(Figure collection entries)
§
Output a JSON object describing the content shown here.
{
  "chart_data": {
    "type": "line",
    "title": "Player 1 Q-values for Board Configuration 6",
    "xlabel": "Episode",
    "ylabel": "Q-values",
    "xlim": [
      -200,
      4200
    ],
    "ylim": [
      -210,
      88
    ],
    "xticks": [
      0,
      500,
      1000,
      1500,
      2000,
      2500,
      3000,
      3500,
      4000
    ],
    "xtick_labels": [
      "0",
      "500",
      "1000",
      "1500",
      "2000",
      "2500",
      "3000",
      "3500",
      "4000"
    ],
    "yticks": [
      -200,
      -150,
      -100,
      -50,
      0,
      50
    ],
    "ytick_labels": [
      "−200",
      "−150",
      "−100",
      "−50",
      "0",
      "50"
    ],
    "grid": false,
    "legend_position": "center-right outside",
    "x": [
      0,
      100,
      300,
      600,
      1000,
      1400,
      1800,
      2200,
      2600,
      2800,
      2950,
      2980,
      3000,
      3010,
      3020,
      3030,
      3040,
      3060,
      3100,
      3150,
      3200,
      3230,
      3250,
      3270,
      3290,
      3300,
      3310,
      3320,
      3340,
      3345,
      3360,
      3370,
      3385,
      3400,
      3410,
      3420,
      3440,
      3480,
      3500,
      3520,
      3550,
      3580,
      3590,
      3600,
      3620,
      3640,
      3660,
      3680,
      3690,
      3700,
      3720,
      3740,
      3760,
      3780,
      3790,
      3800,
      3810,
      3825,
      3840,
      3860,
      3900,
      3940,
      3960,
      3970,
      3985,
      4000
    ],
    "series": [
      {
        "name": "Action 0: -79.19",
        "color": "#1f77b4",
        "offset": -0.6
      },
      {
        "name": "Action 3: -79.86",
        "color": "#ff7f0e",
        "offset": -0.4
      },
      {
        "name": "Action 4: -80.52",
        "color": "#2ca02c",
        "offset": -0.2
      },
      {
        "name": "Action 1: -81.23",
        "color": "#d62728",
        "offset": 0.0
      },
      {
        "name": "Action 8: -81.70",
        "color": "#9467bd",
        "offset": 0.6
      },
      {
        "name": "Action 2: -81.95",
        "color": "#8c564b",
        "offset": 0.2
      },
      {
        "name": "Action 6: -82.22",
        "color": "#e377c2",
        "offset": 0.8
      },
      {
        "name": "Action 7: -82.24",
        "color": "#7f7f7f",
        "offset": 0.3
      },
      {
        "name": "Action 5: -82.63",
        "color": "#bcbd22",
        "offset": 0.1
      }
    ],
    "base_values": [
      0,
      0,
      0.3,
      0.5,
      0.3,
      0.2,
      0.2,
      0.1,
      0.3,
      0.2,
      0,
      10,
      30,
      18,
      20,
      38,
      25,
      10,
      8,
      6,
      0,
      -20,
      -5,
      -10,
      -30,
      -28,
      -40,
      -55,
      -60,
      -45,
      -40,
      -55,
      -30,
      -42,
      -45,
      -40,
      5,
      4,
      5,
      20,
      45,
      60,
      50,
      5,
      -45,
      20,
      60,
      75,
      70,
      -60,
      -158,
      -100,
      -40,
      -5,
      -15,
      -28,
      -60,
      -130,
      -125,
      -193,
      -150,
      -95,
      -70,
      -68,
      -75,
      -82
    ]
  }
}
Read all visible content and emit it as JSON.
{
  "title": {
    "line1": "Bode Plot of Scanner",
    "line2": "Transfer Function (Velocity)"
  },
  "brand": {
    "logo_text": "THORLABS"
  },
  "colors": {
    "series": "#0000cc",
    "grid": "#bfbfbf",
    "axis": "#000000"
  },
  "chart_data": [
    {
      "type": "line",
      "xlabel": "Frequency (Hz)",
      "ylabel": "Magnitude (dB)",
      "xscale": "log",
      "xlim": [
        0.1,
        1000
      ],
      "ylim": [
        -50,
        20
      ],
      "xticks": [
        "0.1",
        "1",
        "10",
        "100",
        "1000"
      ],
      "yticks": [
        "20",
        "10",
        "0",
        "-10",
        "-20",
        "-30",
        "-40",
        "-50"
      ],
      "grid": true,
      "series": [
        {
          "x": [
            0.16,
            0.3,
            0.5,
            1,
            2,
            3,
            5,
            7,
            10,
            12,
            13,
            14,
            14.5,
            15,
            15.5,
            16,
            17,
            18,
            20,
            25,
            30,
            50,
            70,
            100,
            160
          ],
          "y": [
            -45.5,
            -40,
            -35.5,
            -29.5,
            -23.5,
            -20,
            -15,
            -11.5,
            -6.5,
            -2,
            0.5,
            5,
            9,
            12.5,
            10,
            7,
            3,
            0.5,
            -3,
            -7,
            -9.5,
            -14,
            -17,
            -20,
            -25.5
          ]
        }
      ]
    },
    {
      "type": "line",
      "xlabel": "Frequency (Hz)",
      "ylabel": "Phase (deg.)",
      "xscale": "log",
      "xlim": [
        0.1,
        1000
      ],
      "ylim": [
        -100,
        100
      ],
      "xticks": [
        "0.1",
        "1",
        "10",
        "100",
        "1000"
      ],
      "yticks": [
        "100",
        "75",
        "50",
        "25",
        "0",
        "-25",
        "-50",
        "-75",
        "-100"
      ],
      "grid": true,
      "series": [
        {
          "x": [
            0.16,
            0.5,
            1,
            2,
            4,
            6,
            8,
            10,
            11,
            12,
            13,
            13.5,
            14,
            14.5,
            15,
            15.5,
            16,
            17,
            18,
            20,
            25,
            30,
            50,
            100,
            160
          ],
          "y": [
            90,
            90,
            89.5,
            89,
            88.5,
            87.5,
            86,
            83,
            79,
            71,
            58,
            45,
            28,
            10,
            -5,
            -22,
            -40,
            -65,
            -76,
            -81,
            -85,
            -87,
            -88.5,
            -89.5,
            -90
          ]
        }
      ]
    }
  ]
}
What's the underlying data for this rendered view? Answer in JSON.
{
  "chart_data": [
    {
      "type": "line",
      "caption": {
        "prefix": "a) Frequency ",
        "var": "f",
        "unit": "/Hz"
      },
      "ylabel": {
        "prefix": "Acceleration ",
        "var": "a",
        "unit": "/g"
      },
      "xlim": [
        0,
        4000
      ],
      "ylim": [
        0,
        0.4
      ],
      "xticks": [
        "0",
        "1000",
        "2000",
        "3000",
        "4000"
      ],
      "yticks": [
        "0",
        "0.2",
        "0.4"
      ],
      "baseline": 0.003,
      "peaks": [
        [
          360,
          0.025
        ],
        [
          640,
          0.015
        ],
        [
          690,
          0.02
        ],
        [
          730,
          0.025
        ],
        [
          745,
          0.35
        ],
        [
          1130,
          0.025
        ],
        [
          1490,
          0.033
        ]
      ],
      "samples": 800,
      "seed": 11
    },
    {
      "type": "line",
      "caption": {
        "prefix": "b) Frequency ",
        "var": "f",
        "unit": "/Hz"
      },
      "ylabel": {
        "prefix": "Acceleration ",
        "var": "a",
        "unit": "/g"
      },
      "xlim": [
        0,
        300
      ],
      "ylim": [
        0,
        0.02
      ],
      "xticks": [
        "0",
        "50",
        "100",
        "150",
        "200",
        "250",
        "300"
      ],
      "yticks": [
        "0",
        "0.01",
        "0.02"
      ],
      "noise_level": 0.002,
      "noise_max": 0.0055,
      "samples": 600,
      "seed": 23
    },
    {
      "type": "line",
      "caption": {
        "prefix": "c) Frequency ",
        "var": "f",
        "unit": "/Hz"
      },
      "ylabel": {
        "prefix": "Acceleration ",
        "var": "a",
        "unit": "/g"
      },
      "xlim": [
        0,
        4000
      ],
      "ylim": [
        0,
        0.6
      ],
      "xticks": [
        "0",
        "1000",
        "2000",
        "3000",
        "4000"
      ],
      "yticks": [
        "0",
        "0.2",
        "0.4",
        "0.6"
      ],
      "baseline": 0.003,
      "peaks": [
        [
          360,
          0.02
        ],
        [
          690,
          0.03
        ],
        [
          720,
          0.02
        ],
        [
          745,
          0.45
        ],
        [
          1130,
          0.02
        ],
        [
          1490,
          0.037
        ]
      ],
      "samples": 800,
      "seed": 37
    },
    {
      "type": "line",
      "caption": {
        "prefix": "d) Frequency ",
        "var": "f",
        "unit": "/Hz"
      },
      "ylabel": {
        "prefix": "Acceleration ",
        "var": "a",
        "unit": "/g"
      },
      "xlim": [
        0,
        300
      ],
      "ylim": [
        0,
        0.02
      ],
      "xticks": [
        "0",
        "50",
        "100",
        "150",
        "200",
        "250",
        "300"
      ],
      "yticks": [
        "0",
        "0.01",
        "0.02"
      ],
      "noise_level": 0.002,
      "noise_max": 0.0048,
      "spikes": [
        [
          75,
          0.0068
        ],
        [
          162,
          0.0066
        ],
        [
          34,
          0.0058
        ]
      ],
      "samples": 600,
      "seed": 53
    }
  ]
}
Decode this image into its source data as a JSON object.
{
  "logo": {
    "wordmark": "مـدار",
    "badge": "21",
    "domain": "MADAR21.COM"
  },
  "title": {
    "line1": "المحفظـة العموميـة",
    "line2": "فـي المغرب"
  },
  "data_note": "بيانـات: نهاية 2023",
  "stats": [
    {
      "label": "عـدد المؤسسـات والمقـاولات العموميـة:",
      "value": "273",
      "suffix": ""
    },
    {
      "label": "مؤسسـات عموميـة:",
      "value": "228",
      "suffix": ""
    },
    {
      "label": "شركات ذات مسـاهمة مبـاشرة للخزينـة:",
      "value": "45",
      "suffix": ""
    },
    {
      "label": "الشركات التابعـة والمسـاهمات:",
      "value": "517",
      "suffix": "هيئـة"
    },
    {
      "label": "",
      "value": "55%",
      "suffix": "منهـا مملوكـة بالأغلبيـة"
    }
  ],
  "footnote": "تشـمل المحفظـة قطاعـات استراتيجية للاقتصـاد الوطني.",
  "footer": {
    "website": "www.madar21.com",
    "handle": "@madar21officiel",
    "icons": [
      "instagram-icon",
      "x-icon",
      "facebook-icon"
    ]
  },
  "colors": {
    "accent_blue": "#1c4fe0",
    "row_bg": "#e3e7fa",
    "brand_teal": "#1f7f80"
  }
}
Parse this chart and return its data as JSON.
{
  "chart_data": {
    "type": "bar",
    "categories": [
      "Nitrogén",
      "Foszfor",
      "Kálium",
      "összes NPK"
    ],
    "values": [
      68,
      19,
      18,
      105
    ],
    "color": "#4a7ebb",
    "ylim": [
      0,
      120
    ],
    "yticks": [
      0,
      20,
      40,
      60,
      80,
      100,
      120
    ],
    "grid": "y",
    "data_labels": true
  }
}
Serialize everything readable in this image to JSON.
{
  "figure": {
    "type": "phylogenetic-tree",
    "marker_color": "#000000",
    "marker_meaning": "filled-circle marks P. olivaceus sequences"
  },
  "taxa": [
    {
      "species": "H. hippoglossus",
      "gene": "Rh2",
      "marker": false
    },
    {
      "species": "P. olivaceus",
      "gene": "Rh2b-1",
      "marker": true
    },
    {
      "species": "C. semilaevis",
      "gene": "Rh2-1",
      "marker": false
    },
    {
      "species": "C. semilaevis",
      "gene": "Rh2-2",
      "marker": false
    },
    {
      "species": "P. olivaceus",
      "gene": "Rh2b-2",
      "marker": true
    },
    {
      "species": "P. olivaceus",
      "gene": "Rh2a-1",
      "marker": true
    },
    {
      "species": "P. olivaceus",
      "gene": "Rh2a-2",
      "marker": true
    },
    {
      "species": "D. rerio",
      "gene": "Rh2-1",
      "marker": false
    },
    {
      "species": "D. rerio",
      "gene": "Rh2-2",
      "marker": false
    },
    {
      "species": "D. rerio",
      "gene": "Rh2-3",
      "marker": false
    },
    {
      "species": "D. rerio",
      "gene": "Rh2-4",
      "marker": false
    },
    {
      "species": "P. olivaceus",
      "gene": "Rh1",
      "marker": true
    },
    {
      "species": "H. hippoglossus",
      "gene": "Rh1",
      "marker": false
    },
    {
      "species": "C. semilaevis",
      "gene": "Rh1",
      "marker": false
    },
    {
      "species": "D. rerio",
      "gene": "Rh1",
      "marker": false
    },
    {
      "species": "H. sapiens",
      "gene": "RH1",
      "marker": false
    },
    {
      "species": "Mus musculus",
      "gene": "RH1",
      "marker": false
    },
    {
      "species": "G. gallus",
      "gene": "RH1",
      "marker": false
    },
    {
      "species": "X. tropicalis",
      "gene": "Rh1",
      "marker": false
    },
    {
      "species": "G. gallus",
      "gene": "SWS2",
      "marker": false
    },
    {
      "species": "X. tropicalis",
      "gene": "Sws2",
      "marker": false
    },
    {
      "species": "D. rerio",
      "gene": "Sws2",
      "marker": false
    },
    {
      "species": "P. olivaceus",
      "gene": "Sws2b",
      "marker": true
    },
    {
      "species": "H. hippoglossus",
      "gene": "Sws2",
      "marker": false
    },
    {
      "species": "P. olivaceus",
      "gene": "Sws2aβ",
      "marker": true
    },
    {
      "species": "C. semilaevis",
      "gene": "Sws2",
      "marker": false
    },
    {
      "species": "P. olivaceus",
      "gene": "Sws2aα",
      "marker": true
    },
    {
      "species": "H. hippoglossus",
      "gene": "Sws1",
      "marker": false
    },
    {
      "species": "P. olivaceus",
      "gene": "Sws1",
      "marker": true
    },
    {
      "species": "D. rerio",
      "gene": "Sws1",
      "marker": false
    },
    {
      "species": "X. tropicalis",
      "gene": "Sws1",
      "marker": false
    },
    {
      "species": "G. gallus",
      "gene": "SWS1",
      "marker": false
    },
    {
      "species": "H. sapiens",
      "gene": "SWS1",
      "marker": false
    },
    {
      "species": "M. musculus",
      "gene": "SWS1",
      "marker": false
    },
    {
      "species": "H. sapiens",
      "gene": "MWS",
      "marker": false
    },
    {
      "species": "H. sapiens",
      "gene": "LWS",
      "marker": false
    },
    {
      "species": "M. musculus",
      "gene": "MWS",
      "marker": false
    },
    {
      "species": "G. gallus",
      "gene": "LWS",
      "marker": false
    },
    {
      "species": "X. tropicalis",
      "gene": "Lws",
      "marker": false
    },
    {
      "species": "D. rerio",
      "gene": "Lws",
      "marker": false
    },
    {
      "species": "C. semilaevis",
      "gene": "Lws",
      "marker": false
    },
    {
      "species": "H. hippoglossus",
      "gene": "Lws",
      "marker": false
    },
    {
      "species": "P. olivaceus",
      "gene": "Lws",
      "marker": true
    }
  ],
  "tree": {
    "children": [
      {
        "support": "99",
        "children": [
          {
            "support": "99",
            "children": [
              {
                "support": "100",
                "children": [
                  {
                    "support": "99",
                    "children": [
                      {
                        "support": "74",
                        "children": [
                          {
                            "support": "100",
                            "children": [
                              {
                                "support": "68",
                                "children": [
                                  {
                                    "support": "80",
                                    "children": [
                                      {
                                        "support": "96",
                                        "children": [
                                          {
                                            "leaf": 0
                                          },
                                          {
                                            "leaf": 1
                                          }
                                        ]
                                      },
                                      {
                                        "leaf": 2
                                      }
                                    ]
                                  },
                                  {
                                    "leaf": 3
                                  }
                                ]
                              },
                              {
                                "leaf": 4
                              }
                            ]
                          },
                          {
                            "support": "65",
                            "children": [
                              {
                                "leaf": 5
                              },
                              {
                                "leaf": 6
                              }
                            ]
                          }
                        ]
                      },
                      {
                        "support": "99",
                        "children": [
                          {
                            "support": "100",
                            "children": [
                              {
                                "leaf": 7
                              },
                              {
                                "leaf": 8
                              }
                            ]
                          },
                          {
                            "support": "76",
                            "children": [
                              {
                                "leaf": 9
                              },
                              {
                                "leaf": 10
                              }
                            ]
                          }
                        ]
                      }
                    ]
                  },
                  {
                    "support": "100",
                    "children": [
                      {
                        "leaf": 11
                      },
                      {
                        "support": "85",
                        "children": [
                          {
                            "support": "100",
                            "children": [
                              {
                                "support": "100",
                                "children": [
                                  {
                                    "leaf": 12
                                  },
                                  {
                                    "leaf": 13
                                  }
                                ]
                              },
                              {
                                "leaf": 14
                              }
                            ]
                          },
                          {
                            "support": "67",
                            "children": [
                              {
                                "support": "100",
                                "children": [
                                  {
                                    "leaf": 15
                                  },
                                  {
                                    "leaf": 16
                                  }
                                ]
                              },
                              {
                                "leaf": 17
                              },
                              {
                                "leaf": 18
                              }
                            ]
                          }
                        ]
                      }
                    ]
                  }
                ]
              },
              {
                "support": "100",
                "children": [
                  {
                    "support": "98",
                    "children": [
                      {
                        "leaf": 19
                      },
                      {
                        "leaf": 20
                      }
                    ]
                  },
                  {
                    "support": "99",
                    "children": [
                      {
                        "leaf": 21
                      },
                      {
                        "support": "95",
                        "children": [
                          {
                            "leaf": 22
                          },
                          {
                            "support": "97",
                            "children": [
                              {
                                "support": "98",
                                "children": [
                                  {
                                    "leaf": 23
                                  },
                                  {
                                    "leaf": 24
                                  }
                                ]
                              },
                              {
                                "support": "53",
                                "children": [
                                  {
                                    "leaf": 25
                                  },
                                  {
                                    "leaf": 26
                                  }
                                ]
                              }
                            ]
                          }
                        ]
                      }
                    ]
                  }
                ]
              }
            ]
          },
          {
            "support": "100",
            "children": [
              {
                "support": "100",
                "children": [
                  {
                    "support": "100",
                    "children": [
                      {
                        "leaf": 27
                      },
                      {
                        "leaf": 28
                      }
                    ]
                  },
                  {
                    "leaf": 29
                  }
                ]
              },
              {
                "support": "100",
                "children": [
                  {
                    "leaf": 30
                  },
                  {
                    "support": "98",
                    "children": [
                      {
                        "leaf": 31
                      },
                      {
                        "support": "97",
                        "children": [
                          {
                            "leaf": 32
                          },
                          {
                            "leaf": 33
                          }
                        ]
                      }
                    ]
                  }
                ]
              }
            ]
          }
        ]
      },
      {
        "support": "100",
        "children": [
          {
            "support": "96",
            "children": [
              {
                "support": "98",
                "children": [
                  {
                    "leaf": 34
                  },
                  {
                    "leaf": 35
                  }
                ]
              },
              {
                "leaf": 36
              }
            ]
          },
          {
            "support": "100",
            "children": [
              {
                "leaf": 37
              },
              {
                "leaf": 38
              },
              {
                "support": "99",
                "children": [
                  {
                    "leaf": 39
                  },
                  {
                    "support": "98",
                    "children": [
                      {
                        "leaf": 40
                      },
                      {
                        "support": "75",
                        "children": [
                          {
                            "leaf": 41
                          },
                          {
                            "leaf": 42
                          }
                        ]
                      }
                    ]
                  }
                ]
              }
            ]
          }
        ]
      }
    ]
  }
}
§
### Exercise directions
From the listing above, copy all lines holding the word "image".

### Response
Decode this image into its source data as a JSON object.
Serialize everything readable in this image to JSON.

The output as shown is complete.